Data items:
--
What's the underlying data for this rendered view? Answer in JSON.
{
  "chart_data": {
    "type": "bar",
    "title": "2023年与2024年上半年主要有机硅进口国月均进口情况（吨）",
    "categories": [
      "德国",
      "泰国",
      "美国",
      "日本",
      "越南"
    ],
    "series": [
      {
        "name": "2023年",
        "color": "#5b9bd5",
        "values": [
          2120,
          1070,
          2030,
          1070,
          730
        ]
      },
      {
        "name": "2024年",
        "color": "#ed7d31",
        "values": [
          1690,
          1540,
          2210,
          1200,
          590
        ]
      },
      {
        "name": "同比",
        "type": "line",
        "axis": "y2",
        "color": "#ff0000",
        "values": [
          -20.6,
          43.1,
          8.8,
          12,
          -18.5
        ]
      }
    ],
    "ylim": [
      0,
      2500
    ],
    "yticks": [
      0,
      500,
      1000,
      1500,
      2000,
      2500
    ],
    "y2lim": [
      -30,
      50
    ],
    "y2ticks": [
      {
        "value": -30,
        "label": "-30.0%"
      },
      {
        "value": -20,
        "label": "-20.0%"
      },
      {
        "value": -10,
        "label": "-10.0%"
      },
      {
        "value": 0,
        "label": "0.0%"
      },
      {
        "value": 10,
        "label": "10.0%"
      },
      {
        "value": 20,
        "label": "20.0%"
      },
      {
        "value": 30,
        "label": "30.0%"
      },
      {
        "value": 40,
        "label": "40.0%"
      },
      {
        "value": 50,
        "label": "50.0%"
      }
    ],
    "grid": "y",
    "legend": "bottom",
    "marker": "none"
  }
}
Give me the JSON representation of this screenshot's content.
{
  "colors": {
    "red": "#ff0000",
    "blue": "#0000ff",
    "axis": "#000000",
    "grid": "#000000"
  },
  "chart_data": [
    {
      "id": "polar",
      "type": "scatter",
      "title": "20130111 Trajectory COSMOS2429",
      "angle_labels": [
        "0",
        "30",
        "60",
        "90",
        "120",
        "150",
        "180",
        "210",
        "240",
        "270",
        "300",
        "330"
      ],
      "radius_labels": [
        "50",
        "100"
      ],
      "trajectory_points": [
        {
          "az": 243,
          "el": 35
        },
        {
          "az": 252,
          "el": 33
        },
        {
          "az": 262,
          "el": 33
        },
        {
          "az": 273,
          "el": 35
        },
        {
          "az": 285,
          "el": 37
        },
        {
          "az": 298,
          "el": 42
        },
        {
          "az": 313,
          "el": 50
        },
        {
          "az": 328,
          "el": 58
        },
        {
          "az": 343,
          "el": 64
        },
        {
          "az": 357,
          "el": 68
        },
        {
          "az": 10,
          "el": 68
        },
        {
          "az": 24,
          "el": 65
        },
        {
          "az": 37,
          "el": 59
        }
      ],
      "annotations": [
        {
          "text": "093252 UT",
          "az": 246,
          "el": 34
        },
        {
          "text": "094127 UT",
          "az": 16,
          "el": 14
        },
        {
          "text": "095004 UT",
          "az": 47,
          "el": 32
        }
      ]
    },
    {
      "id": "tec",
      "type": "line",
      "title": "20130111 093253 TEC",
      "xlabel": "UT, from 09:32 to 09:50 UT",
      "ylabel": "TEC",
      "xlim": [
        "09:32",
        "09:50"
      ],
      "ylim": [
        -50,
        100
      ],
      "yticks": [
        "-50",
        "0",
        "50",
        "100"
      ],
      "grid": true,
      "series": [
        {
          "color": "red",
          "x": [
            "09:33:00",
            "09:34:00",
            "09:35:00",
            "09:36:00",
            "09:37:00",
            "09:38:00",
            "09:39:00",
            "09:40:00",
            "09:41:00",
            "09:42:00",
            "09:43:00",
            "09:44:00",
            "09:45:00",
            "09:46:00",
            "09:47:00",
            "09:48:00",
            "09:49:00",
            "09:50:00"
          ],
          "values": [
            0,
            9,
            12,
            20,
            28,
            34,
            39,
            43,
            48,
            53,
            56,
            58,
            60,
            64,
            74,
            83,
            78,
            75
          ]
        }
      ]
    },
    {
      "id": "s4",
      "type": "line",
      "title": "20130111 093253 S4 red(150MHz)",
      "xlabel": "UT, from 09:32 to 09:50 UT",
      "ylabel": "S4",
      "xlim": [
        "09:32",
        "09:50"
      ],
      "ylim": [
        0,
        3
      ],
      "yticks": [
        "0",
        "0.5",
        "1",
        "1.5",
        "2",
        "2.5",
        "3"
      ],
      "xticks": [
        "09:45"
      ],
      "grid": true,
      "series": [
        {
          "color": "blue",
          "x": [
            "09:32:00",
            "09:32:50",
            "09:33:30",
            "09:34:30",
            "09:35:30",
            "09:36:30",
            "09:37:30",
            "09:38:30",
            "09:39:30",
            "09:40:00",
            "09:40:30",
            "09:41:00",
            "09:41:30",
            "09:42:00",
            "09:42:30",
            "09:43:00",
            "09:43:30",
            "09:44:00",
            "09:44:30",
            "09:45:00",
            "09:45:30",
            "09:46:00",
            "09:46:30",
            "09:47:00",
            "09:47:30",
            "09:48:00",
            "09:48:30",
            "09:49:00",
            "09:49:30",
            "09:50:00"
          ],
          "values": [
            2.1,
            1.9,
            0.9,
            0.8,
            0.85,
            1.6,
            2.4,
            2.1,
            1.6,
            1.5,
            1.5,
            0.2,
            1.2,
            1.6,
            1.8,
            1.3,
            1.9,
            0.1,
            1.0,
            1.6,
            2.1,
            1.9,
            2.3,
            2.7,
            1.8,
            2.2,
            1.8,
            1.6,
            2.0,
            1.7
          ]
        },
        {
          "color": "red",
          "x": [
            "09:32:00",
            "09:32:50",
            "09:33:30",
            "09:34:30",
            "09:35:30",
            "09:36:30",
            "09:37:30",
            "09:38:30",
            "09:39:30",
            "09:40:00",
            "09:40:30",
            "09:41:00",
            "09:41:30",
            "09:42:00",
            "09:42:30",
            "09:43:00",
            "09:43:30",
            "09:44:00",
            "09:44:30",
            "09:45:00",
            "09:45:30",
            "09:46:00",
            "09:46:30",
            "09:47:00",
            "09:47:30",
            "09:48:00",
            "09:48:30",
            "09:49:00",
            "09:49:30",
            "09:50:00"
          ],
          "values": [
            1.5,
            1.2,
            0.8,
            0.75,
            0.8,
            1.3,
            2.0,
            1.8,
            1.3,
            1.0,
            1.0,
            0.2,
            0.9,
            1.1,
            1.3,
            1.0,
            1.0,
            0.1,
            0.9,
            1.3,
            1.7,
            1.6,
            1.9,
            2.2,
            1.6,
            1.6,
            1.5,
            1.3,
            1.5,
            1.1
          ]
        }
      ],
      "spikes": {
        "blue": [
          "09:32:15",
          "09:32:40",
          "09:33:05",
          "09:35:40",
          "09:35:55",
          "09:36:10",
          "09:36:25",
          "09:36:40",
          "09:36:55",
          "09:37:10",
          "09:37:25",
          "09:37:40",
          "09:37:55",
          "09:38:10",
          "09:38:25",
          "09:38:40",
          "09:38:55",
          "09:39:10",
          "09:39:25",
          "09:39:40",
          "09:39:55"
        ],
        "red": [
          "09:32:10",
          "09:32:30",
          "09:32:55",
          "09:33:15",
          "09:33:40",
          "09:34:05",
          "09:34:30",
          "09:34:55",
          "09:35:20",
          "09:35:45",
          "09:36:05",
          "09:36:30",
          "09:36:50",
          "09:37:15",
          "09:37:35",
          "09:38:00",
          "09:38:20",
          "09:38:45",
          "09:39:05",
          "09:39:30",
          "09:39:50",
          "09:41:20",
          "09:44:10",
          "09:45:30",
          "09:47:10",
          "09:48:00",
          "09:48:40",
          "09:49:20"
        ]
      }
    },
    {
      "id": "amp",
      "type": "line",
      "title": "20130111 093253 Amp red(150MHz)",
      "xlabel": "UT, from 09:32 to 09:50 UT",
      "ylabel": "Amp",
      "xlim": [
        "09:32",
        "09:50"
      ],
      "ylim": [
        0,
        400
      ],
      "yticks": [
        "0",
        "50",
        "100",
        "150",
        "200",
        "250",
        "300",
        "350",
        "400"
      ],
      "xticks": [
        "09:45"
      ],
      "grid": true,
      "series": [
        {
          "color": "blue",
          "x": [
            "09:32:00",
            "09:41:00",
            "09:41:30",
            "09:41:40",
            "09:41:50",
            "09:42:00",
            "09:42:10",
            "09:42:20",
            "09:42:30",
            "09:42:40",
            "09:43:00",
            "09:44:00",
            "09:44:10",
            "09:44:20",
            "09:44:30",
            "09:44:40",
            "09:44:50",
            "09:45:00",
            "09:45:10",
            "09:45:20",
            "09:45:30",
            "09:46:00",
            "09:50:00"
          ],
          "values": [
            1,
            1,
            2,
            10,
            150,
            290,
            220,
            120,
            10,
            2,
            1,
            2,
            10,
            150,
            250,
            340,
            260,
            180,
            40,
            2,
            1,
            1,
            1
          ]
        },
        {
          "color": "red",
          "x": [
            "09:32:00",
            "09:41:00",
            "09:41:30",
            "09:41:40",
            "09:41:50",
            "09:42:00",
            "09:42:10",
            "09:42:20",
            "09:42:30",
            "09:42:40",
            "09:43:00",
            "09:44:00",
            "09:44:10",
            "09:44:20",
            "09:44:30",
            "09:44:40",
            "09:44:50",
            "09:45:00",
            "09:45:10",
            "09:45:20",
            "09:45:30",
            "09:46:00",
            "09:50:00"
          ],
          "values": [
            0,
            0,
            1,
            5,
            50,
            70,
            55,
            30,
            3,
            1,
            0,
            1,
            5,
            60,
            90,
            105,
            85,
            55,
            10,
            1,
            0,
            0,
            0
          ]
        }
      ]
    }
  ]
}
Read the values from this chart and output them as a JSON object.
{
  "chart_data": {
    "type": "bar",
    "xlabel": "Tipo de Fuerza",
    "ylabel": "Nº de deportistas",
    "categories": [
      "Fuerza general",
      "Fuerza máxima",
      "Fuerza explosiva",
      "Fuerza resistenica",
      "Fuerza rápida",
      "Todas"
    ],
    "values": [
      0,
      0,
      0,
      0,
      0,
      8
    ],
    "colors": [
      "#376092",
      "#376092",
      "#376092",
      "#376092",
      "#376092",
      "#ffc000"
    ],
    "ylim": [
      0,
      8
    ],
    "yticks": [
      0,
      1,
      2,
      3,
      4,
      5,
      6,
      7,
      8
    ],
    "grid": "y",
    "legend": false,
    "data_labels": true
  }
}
--
SHORT PROBLEM>
The line containing "Read the values" marks the start; retype it and each line after it through the end of the records above, exactly.

IN RESPONSE>
Read the values from this chart and output them as a JSON object.
{
  "chart_data": {
    "type": "bar",
    "xlabel": "Tipo de Fuerza",
    "ylabel": "Nº de deportistas",
    "categories": [
      "Fuerza general",
      "Fuerza máxima",
      "Fuerza explosiva",
      "Fuerza resistenica",
      "Fuerza rápida",
      "Todas"
    ],
    "values": [
      0,
      0,
      0,
      0,
      0,
      8
    ],
    "colors": [
      "#376092",
      "#376092",
      "#376092",
      "#376092",
      "#376092",
      "#ffc000"
    ],
    "ylim": [
      0,
      8
    ],
    "yticks": [
      0,
      1,
      2,
      3,
      4,
      5,
      6,
      7,
      8
    ],
    "grid": "y",
    "legend": false,
    "data_labels": true
  }
}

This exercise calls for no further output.